• [WRITTEN EXERCISE]: Count every line where "JSON" shows up, and give that number only.

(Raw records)
--- BEGIN ---

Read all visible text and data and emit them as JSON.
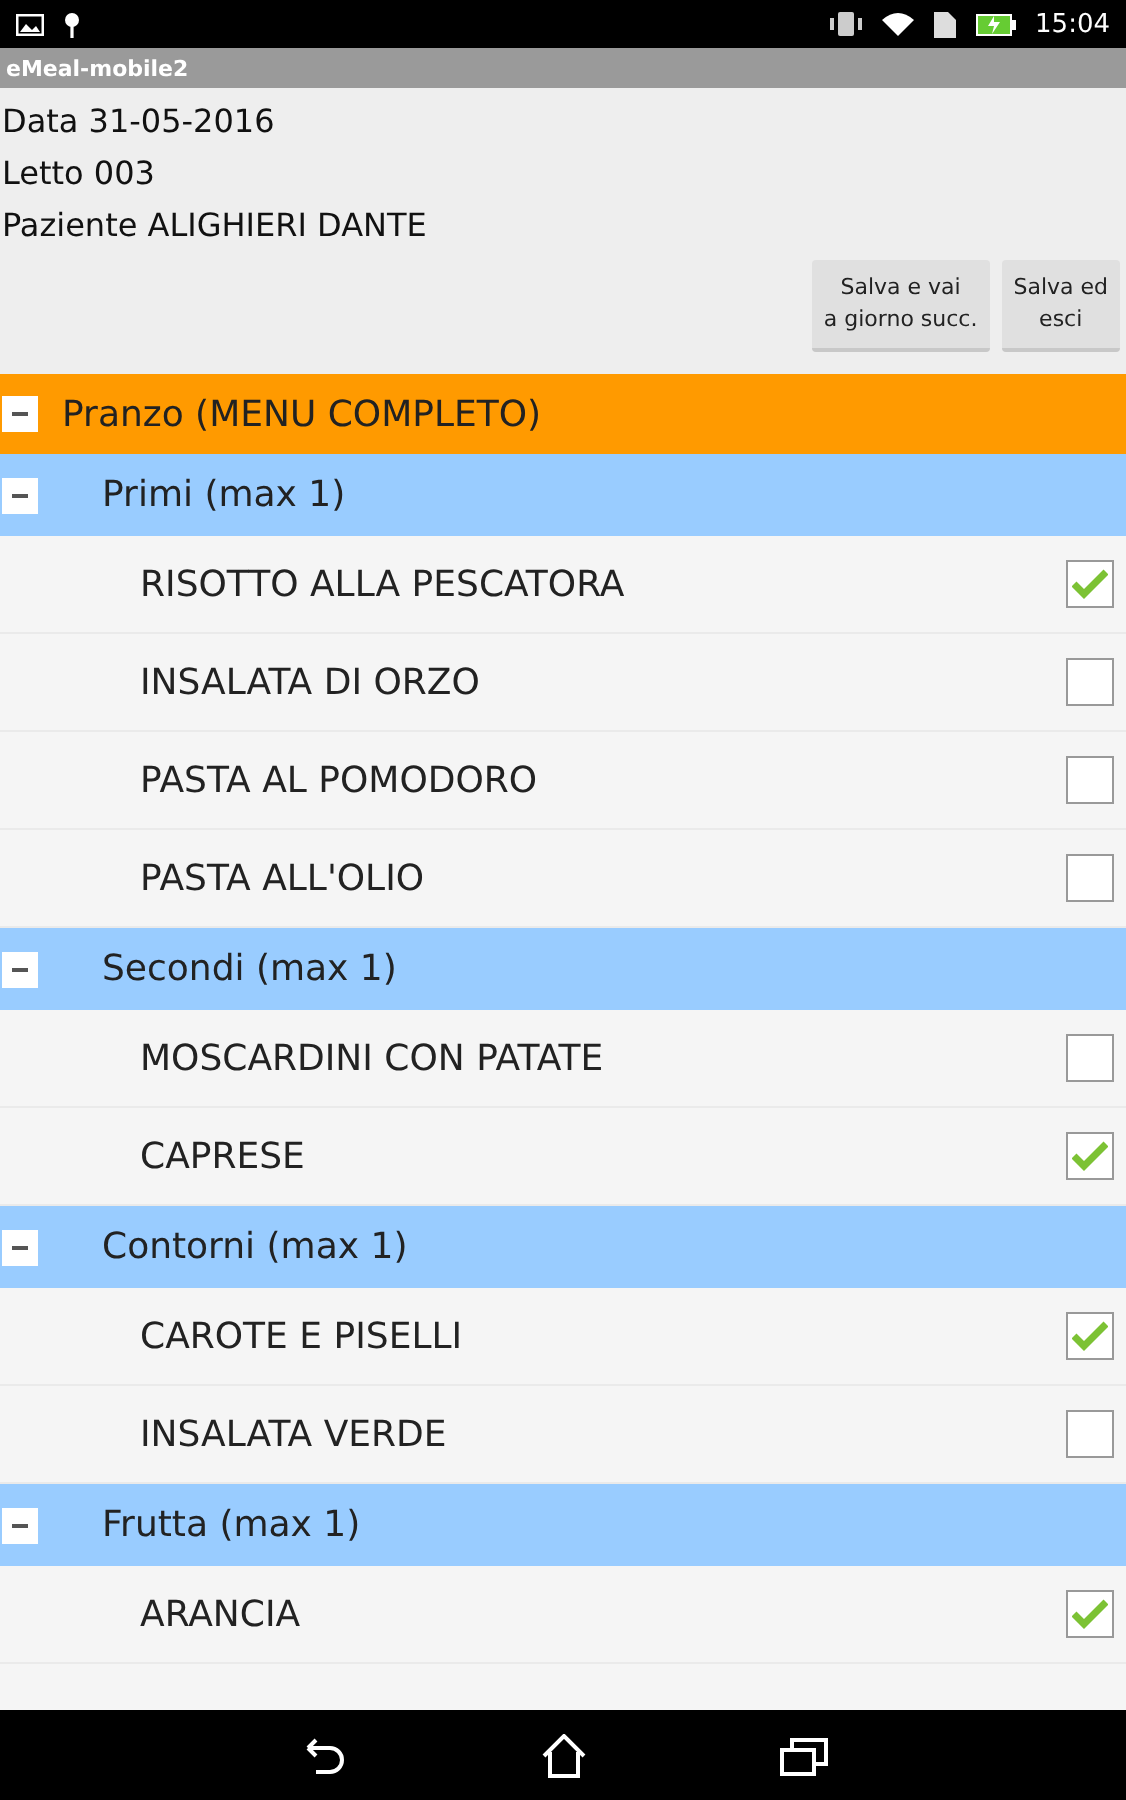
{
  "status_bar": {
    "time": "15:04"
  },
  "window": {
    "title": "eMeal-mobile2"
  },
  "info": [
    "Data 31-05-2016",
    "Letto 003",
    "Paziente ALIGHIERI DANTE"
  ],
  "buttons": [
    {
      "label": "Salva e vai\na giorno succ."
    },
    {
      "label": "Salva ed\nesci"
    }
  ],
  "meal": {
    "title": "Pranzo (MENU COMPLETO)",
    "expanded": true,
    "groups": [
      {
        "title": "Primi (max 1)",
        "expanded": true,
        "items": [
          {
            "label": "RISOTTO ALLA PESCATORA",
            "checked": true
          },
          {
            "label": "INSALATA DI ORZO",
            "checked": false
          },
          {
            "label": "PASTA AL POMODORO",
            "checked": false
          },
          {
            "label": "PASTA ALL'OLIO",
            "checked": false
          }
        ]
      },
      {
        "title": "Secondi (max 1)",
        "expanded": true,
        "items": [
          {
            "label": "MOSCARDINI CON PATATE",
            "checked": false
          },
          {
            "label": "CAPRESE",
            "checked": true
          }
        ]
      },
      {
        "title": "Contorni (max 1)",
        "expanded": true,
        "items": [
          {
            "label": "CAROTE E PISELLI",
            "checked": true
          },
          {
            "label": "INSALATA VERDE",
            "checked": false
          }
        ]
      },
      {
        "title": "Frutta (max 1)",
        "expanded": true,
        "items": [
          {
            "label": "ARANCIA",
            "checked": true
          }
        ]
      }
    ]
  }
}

--- END ---
--- BEGIN ---

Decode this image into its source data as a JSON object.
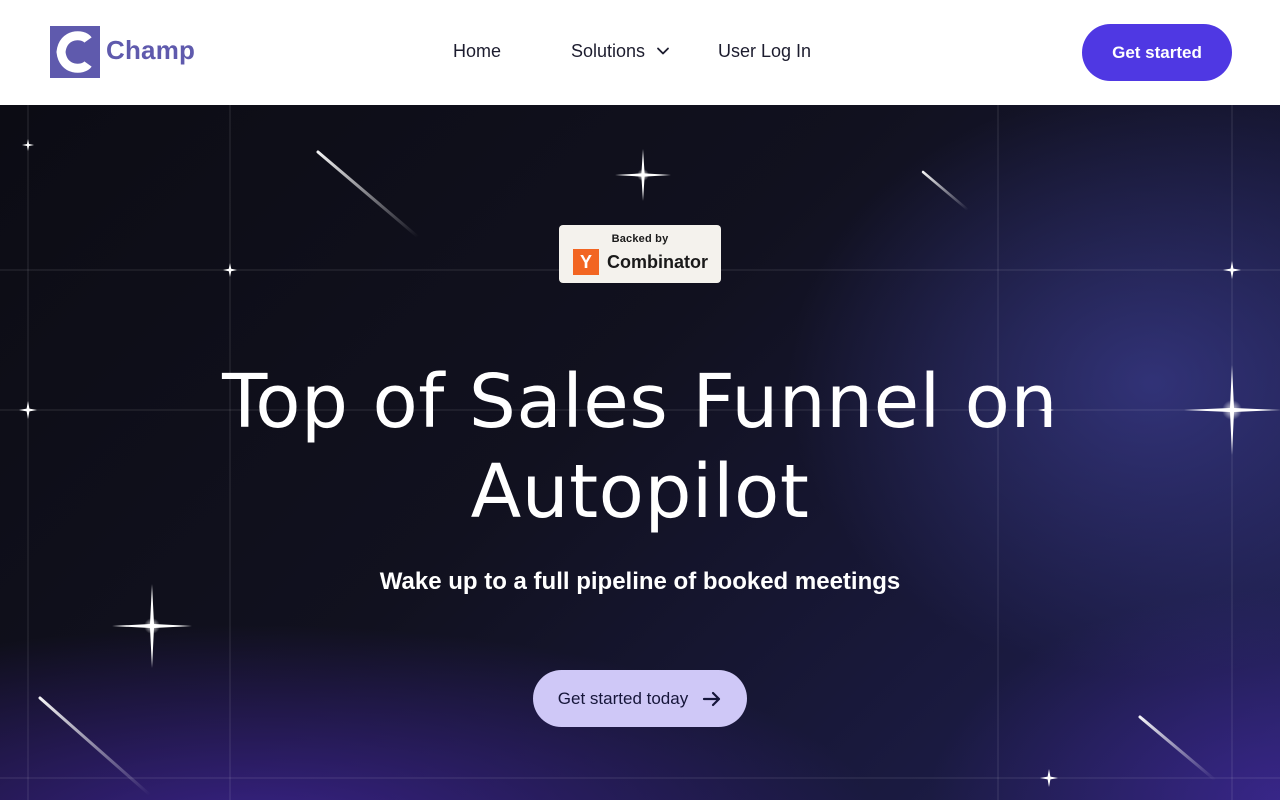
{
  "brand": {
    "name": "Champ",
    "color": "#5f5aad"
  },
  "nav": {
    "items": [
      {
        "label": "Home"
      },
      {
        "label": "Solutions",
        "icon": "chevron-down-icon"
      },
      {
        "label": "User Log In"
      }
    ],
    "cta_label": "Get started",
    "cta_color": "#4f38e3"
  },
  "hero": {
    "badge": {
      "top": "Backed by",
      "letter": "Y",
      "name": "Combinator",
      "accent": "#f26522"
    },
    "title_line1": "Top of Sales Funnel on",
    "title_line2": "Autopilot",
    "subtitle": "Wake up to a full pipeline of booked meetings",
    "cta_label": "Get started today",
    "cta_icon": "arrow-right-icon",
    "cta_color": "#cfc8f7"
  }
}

--- END ---

• [FINISHED EXERCISE]: 2